→ Set task A
Please edit the rows starting at the first row and ending at the row that contains "gulf-label: Gulf of", replacing "visual elements" with "parts" and changing nothing else.

→ Text
----------------------------------------

I can go on and on about the stuff people have written, the post I have responded to and have read. Heck I was there too. IMO, the root of all of this is one word.

FEAR

When you come here…you are afraid, afraid of everything your spouse does, is doing, saying, etc. The answer to the issue though is NOT YOUR spouse – it really is YOU!

Stop for a second and ask yourself…..

Why am I afraid my spouse may leave?

Why am I afraid my spouse may divorce me?

Why are you afraid? Can you answer it honestly? Do you understand and know the root of YOUR fear? Yeah..yeah..yeah…I get it…”the kids”, “our family”, “our friends”……”the house”….”the finances”… I get it.

These ^^^ though are SURFACE answers. They do not get at the ROOT of the issue. Why are you so worry about the house? Do you think you will not be able to afford it? Do you think that you will not be able to maintain it? Do you love your neighbors? Do you just love that “woofy” your dog can walk around and all of your neighbor adore him? Stop for one second and ask yourself…… “what do these FEARS say about ME”. Can you see how you are devaluing yourself? Can you see how you may be assuming a deafist attitude? Can you see that in reality…..YOU WANT to CONTROL EVERYTHING.

----------------------------------------

→ Data for the task

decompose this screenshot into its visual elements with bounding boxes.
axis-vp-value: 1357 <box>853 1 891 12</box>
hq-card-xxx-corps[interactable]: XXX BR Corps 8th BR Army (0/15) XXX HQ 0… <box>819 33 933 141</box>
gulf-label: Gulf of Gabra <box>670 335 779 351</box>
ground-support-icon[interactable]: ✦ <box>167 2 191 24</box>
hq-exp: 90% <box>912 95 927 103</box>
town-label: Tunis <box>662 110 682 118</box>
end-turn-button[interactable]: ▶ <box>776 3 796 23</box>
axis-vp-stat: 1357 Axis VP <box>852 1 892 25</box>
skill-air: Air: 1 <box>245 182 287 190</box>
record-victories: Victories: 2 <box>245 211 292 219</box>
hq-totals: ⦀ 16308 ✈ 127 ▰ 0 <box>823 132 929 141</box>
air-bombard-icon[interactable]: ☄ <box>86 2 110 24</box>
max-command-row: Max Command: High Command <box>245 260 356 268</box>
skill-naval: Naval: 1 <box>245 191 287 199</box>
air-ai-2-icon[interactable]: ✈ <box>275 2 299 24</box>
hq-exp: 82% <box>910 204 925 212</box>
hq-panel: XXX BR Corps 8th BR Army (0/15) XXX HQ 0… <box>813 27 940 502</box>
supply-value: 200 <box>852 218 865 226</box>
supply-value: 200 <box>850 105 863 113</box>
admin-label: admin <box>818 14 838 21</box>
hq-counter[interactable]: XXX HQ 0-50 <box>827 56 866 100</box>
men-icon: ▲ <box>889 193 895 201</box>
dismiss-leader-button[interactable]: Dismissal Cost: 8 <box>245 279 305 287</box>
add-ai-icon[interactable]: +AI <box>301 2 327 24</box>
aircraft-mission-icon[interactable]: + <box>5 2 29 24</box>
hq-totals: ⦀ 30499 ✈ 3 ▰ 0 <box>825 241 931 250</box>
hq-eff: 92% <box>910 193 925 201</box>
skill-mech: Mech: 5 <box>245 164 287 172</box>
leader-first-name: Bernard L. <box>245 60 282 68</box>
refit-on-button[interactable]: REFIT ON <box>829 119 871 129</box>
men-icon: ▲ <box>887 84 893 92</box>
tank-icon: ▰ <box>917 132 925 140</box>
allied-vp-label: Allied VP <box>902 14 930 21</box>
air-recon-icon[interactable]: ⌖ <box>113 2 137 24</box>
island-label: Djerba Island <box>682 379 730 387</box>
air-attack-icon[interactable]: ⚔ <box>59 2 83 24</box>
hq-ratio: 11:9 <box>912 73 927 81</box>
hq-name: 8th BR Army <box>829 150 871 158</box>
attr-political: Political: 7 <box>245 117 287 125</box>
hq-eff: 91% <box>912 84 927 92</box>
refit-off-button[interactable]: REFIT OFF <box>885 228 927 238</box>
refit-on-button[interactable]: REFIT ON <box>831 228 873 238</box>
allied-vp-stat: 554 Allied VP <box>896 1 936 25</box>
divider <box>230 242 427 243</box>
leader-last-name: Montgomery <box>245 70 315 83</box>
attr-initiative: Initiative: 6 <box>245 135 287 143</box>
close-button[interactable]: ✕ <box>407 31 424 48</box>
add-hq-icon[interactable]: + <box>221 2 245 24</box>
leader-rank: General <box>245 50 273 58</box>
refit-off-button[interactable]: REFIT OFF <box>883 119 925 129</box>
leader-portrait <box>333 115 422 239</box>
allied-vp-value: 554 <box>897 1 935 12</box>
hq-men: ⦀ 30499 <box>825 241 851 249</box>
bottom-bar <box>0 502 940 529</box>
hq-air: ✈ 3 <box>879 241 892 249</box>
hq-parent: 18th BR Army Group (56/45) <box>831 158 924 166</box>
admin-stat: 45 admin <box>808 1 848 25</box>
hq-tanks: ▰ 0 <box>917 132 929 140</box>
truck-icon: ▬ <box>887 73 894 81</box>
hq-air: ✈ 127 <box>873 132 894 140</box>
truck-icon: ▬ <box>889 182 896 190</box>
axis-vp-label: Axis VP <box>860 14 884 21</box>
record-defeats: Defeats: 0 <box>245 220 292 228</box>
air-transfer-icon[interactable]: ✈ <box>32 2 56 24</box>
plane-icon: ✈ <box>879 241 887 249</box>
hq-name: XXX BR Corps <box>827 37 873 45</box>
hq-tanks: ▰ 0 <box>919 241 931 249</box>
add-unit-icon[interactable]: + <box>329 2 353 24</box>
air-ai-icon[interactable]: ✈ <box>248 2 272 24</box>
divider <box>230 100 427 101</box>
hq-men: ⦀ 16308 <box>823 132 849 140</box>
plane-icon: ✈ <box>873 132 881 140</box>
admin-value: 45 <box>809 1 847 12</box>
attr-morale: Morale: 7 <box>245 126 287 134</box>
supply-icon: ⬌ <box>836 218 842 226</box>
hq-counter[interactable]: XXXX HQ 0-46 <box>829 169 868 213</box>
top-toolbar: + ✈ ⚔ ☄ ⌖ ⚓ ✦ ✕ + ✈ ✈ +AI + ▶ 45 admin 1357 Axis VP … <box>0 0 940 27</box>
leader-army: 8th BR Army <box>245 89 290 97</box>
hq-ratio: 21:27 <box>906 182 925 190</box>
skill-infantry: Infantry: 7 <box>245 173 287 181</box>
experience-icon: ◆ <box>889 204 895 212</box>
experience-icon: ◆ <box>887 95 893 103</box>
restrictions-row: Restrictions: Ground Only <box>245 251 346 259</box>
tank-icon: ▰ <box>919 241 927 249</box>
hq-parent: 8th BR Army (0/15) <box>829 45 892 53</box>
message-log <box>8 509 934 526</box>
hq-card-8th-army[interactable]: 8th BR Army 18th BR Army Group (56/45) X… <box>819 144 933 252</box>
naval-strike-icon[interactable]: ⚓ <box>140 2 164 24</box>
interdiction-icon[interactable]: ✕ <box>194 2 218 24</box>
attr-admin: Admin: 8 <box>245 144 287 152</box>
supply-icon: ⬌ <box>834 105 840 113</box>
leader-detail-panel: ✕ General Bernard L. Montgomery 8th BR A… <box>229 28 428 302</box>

----------------------------------------

→ Set task B
In the post about fear, why does the writer call answers such as "the kids" and "the house" surface answers?

→ Exercise solution A
decompose this screenshot into its parts with bounding boxes.
axis-vp-value: 1357 <box>853 1 891 12</box>
hq-card-xxx-corps[interactable]: XXX BR Corps 8th BR Army (0/15) XXX HQ 0… <box>819 33 933 141</box>
gulf-label: Gulf of Gabra <box>670 335 779 351</box>

→ Exercise solution B
The writer says these answers do not get at the root of the issue. The writer follows them with deeper questions and points toward what the fears reveal: that the person wants to control everything.